>> START
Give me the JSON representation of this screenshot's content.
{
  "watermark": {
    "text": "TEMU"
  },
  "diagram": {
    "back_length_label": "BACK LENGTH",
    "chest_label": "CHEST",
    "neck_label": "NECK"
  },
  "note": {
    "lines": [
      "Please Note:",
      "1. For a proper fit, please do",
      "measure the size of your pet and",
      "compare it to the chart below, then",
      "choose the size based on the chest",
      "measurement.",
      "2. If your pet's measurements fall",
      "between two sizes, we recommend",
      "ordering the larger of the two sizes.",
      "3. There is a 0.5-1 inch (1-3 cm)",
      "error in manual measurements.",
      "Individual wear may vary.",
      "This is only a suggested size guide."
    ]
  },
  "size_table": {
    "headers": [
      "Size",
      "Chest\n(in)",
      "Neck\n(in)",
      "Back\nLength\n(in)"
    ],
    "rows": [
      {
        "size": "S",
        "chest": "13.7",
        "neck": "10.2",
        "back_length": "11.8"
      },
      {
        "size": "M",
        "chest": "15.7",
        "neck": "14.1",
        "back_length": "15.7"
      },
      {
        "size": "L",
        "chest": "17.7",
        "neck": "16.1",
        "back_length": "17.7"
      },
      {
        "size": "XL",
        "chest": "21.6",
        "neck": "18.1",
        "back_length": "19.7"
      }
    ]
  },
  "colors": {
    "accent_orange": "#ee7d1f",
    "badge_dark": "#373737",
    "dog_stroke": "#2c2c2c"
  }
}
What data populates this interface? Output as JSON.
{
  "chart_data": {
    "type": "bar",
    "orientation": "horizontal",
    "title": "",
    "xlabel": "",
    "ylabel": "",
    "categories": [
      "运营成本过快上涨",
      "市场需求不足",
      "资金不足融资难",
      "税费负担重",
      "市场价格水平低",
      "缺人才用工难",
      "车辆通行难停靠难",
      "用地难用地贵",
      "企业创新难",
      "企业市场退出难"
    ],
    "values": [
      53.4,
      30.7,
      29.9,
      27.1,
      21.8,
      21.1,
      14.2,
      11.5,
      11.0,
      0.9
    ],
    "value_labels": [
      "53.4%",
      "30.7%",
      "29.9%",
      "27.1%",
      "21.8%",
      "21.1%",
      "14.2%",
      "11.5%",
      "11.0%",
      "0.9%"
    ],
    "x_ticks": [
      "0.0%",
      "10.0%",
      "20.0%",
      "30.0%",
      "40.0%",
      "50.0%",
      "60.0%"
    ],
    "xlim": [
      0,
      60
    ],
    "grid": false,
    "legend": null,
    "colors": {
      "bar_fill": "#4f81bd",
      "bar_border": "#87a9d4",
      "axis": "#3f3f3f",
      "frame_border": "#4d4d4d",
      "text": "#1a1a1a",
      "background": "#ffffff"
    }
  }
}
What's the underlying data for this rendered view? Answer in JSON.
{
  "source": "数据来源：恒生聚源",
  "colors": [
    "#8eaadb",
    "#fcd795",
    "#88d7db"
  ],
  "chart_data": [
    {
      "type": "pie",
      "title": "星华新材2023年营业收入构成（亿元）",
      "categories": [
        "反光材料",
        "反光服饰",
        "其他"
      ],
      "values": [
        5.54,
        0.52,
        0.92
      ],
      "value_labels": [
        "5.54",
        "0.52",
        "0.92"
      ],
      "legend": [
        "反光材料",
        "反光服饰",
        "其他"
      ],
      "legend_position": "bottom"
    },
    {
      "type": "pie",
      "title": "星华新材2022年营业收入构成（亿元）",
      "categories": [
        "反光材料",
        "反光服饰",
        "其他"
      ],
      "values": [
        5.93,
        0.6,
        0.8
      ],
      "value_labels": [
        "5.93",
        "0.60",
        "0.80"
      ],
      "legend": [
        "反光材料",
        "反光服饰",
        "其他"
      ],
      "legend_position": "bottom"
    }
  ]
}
>> END
■ **WHAT THE EXERCISE ASKS**
Repeat the lines above exactly.

■ **RESPONSE TO THE EXERCISE**
Give me the JSON representation of this screenshot's content.
{
  "watermark": {
    "text": "TEMU"
  },
  "diagram": {
    "back_length_label": "BACK LENGTH",
    "chest_label": "CHEST",
    "neck_label": "NECK"
  },
  "note": {
    "lines": [
      "Please Note:",
      "1. For a proper fit, please do",
      "measure the size of your pet and",
      "compare it to the chart below, then",
      "choose the size based on the chest",
      "measurement.",
      "2. If your pet's measurements fall",
      "between two sizes, we recommend",
      "ordering the larger of the two sizes.",
      "3. There is a 0.5-1 inch (1-3 cm)",
      "error in manual measurements.",
      "Individual wear may vary.",
      "This is only a suggested size guide."
    ]
  },
  "size_table": {
    "headers": [
      "Size",
      "Chest\n(in)",
      "Neck\n(in)",
      "Back\nLength\n(in)"
    ],
    "rows": [
      {
        "size": "S",
        "chest": "13.7",
        "neck": "10.2",
        "back_length": "11.8"
      },
      {
        "size": "M",
        "chest": "15.7",
        "neck": "14.1",
        "back_length": "15.7"
      },
      {
        "size": "L",
        "chest": "17.7",
        "neck": "16.1",
        "back_length": "17.7"
      },
      {
        "size": "XL",
        "chest": "21.6",
        "neck": "18.1",
        "back_length": "19.7"
      }
    ]
  },
  "colors": {
    "accent_orange": "#ee7d1f",
    "badge_dark": "#373737",
    "dog_stroke": "#2c2c2c"
  }
}
What data populates this interface? Output as JSON.
{
  "chart_data": {
    "type": "bar",
    "orientation": "horizontal",
    "title": "",
    "xlabel": "",
    "ylabel": "",
    "categories": [
      "运营成本过快上涨",
      "市场需求不足",
      "资金不足融资难",
      "税费负担重",
      "市场价格水平低",
      "缺人才用工难",
      "车辆通行难停靠难",
      "用地难用地贵",
      "企业创新难",
      "企业市场退出难"
    ],
    "values": [
      53.4,
      30.7,
      29.9,
      27.1,
      21.8,
      21.1,
      14.2,
      11.5,
      11.0,
      0.9
    ],
    "value_labels": [
      "53.4%",
      "30.7%",
      "29.9%",
      "27.1%",
      "21.8%",
      "21.1%",
      "14.2%",
      "11.5%",
      "11.0%",
      "0.9%"
    ],
    "x_ticks": [
      "0.0%",
      "10.0%",
      "20.0%",
      "30.0%",
      "40.0%",
      "50.0%",
      "60.0%"
    ],
    "xlim": [
      0,
      60
    ],
    "grid": false,
    "legend": null,
    "colors": {
      "bar_fill": "#4f81bd",
      "bar_border": "#87a9d4",
      "axis": "#3f3f3f",
      "frame_border": "#4d4d4d",
      "text": "#1a1a1a",
      "background": "#ffffff"
    }
  }
}
What's the underlying data for this rendered view? Answer in JSON.
{
  "source": "数据来源：恒生聚源",
  "colors": [
    "#8eaadb",
    "#fcd795",
    "#88d7db"
  ],
  "chart_data": [
    {
      "type": "pie",
      "title": "星华新材2023年营业收入构成（亿元）",
      "categories": [
        "反光材料",
        "反光服饰",
        "其他"
      ],
      "values": [
        5.54,
        0.52,
        0.92
      ],
      "value_labels": [
        "5.54",
        "0.52",
        "0.92"
      ],
      "legend": [
        "反光材料",
        "反光服饰",
        "其他"
      ],
      "legend_position": "bottom"
    },
    {
      "type": "pie",
      "title": "星华新材2022年营业收入构成（亿元）",
      "categories": [
        "反光材料",
        "反光服饰",
        "其他"
      ],
      "values": [
        5.93,
        0.6,
        0.8
      ],
      "value_labels": [
        "5.93",
        "0.60",
        "0.80"
      ],
      "legend": [
        "反光材料",
        "反光服饰",
        "其他"
      ],
      "legend_position": "bottom"
    }
  ]
}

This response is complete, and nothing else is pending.